Given instruction:
Extract each record and reproduce it exactly.

Rows from a dataset:
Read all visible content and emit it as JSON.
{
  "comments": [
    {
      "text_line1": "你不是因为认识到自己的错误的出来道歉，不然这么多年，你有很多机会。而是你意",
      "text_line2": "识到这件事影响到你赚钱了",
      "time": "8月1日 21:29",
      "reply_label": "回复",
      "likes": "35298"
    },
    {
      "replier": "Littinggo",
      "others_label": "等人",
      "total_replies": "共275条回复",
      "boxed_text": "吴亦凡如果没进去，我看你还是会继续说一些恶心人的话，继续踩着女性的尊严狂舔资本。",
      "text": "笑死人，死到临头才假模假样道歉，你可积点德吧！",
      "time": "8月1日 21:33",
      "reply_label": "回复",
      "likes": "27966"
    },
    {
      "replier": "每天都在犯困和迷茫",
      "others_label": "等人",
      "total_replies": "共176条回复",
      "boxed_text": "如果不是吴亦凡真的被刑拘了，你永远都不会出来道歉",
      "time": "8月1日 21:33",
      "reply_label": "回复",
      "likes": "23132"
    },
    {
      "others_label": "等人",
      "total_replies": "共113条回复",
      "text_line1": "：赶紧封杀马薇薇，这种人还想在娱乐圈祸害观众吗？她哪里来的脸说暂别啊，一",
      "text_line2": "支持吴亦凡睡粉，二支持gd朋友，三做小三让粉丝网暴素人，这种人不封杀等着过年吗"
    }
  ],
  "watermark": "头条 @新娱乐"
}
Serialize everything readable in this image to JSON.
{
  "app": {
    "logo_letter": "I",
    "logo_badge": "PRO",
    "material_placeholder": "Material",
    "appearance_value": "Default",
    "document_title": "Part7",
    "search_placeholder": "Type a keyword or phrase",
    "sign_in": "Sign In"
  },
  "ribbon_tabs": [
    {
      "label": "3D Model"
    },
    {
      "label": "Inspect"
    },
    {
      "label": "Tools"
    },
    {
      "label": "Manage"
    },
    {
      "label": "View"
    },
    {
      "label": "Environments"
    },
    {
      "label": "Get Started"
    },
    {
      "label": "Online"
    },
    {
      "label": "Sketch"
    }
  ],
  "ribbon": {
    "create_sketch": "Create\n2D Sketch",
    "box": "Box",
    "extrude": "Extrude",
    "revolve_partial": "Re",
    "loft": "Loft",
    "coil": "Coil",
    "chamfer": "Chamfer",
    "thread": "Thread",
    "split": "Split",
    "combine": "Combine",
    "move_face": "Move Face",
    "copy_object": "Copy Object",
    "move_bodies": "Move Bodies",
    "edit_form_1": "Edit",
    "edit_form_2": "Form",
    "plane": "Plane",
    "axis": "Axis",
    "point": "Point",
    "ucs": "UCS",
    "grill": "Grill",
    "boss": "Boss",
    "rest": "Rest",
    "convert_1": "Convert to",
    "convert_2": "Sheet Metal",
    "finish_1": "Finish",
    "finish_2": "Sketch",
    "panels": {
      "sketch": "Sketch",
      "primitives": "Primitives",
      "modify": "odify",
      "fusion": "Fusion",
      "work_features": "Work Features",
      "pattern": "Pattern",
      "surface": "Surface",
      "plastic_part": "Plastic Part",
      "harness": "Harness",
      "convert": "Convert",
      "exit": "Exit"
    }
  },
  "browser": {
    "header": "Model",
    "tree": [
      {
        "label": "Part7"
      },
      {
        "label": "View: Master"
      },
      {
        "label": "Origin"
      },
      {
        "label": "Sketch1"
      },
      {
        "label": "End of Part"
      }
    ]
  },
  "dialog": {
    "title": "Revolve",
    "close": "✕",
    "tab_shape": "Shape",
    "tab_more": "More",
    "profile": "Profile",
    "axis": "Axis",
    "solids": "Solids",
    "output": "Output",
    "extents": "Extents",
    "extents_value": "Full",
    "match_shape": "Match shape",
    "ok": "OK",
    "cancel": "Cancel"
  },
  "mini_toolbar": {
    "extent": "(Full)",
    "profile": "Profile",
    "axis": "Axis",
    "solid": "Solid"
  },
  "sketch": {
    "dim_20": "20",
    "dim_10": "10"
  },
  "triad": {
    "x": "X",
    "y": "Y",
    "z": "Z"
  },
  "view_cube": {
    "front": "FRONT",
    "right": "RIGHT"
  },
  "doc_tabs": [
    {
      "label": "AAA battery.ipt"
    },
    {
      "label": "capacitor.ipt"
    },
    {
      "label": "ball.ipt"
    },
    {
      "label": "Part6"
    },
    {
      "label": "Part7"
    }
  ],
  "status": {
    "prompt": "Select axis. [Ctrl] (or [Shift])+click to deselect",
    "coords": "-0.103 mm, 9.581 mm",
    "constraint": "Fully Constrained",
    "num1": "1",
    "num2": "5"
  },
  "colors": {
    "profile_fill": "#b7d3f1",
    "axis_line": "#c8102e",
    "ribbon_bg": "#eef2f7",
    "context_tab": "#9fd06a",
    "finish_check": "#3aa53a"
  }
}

Result of this exercise:
Read all visible content and emit it as JSON.
{
  "comments": [
    {
      "text_line1": "你不是因为认识到自己的错误的出来道歉，不然这么多年，你有很多机会。而是你意",
      "text_line2": "识到这件事影响到你赚钱了",
      "time": "8月1日 21:29",
      "reply_label": "回复",
      "likes": "35298"
    },
    {
      "replier": "Littinggo",
      "others_label": "等人",
      "total_replies": "共275条回复",
      "boxed_text": "吴亦凡如果没进去，我看你还是会继续说一些恶心人的话，继续踩着女性的尊严狂舔资本。",
      "text": "笑死人，死到临头才假模假样道歉，你可积点德吧！",
      "time": "8月1日 21:33",
      "reply_label": "回复",
      "likes": "27966"
    },
    {
      "replier": "每天都在犯困和迷茫",
      "others_label": "等人",
      "total_replies": "共176条回复",
      "boxed_text": "如果不是吴亦凡真的被刑拘了，你永远都不会出来道歉",
      "time": "8月1日 21:33",
      "reply_label": "回复",
      "likes": "23132"
    },
    {
      "others_label": "等人",
      "total_replies": "共113条回复",
      "text_line1": "：赶紧封杀马薇薇，这种人还想在娱乐圈祸害观众吗？她哪里来的脸说暂别啊，一",
      "text_line2": "支持吴亦凡睡粉，二支持gd朋友，三做小三让粉丝网暴素人，这种人不封杀等着过年吗"
    }
  ],
  "watermark": "头条 @新娱乐"
}
Serialize everything readable in this image to JSON.
{
  "app": {
    "logo_letter": "I",
    "logo_badge": "PRO",
    "material_placeholder": "Material",
    "appearance_value": "Default",
    "document_title": "Part7",
    "search_placeholder": "Type a keyword or phrase",
    "sign_in": "Sign In"
  },
  "ribbon_tabs": [
    {
      "label": "3D Model"
    },
    {
      "label": "Inspect"
    },
    {
      "label": "Tools"
    },
    {
      "label": "Manage"
    },
    {
      "label": "View"
    },
    {
      "label": "Environments"
    },
    {
      "label": "Get Started"
    },
    {
      "label": "Online"
    },
    {
      "label": "Sketch"
    }
  ],
  "ribbon": {
    "create_sketch": "Create\n2D Sketch",
    "box": "Box",
    "extrude": "Extrude",
    "revolve_partial": "Re",
    "loft": "Loft",
    "coil": "Coil",
    "chamfer": "Chamfer",
    "thread": "Thread",
    "split": "Split",
    "combine": "Combine",
    "move_face": "Move Face",
    "copy_object": "Copy Object",
    "move_bodies": "Move Bodies",
    "edit_form_1": "Edit",
    "edit_form_2": "Form",
    "plane": "Plane",
    "axis": "Axis",
    "point": "Point",
    "ucs": "UCS",
    "grill": "Grill",
    "boss": "Boss",
    "rest": "Rest",
    "convert_1": "Convert to",
    "convert_2": "Sheet Metal",
    "finish_1": "Finish",
    "finish_2": "Sketch",
    "panels": {
      "sketch": "Sketch",
      "primitives": "Primitives",
      "modify": "odify",
      "fusion": "Fusion",
      "work_features": "Work Features",
      "pattern": "Pattern",
      "surface": "Surface",
      "plastic_part": "Plastic Part",
      "harness": "Harness",
      "convert": "Convert",
      "exit": "Exit"
    }
  },
  "browser": {
    "header": "Model",
    "tree": [
      {
        "label": "Part7"
      },
      {
        "label": "View: Master"
      },
      {
        "label": "Origin"
      },
      {
        "label": "Sketch1"
      },
      {
        "label": "End of Part"
      }
    ]
  },
  "dialog": {
    "title": "Revolve",
    "close": "✕",
    "tab_shape": "Shape",
    "tab_more": "More",
    "profile": "Profile",
    "axis": "Axis",
    "solids": "Solids",
    "output": "Output",
    "extents": "Extents",
    "extents_value": "Full",
    "match_shape": "Match shape",
    "ok": "OK",
    "cancel": "Cancel"
  },
  "mini_toolbar": {
    "extent": "(Full)",
    "profile": "Profile",
    "axis": "Axis",
    "solid": "Solid"
  },
  "sketch": {
    "dim_20": "20",
    "dim_10": "10"
  },
  "triad": {
    "x": "X",
    "y": "Y",
    "z": "Z"
  },
  "view_cube": {
    "front": "FRONT",
    "right": "RIGHT"
  },
  "doc_tabs": [
    {
      "label": "AAA battery.ipt"
    },
    {
      "label": "capacitor.ipt"
    },
    {
      "label": "ball.ipt"
    },
    {
      "label": "Part6"
    },
    {
      "label": "Part7"
    }
  ],
  "status": {
    "prompt": "Select axis. [Ctrl] (or [Shift])+click to deselect",
    "coords": "-0.103 mm, 9.581 mm",
    "constraint": "Fully Constrained",
    "num1": "1",
    "num2": "5"
  },
  "colors": {
    "profile_fill": "#b7d3f1",
    "axis_line": "#c8102e",
    "ribbon_bg": "#eef2f7",
    "context_tab": "#9fd06a",
    "finish_check": "#3aa53a"
  }
}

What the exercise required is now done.